» YOUR TASK
Every word of the data below has to be copied faithfully.

[Dataset rows of page text]
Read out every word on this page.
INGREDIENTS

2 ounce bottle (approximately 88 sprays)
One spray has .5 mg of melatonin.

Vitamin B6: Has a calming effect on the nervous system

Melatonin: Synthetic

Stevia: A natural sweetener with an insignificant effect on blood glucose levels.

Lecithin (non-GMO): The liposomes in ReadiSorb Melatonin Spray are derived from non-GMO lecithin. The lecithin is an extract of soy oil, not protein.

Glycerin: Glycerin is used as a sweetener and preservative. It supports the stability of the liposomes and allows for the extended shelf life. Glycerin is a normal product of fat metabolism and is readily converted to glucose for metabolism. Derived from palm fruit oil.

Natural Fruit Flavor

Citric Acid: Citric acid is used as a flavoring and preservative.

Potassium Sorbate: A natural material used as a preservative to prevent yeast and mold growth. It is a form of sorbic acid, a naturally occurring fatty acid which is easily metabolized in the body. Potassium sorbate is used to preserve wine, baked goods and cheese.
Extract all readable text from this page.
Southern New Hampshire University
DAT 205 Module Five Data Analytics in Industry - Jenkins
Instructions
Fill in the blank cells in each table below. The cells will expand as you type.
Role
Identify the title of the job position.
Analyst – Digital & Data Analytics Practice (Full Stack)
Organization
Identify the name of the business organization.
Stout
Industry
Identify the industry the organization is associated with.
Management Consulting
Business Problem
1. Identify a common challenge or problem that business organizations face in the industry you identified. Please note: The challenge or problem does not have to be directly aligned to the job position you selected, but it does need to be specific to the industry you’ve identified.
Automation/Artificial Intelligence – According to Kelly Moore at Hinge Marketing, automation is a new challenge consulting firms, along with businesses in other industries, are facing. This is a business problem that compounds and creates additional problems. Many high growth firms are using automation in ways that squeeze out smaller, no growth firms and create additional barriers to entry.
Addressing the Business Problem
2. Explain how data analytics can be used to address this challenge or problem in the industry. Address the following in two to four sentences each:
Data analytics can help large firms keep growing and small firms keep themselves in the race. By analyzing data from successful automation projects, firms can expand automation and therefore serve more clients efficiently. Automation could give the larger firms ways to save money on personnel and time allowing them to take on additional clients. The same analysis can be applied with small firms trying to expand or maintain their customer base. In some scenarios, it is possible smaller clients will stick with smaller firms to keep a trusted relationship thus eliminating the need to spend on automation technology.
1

» ANSWER SECTION
Read out every word on this page.
INGREDIENTS

2 ounce bottle (approximately 88 sprays)
One spray has .5 mg of melatonin.

Vitamin B6: Has a calming effect on the nervous system

Melatonin: Synthetic

Stevia: A natural sweetener with an insignificant effect on blood glucose levels.

Lecithin (non-GMO): The liposomes in ReadiSorb Melatonin Spray are derived from non-GMO lecithin. The lecithin is an extract of soy oil, not protein.

Glycerin: Glycerin is used as a sweetener and preservative. It supports the stability of the liposomes and allows for the extended shelf life. Glycerin is a normal product of fat metabolism and is readily converted to glucose for metabolism. Derived from palm fruit oil.

Natural Fruit Flavor

Citric Acid: Citric acid is used as a flavoring and preservative.

Potassium Sorbate: A natural material used as a preservative to prevent yeast and mold growth. It is a form of sorbic acid, a naturally occurring fatty acid which is easily metabolized in the body. Potassium sorbate is used to preserve wine, baked goods and cheese.
Extract all readable text from this page.
Southern New Hampshire University
DAT 205 Module Five Data Analytics in Industry - Jenkins
Instructions
Fill in the blank cells in each table below. The cells will expand as you type.
Role
Identify the title of the job position.
Analyst – Digital & Data Analytics Practice (Full Stack)
Organization
Identify the name of the business organization.
Stout
Industry
Identify the industry the organization is associated with.
Management Consulting
Business Problem
1. Identify a common challenge or problem that business organizations face in the industry you identified. Please note: The challenge or problem does not have to be directly aligned to the job position you selected, but it does need to be specific to the industry you’ve identified.
Automation/Artificial Intelligence – According to Kelly Moore at Hinge Marketing, automation is a new challenge consulting firms, along with businesses in other industries, are facing. This is a business problem that compounds and creates additional problems. Many high growth firms are using automation in ways that squeeze out smaller, no growth firms and create additional barriers to entry.
Addressing the Business Problem
2. Explain how data analytics can be used to address this challenge or problem in the industry. Address the following in two to four sentences each:
Data analytics can help large firms keep growing and small firms keep themselves in the race. By analyzing data from successful automation projects, firms can expand automation and therefore serve more clients efficiently. Automation could give the larger firms ways to save money on personnel and time allowing them to take on additional clients. The same analysis can be applied with small firms trying to expand or maintain their customer base. In some scenarios, it is possible smaller clients will stick with smaller firms to keep a trusted relationship thus eliminating the need to spend on automation technology.
1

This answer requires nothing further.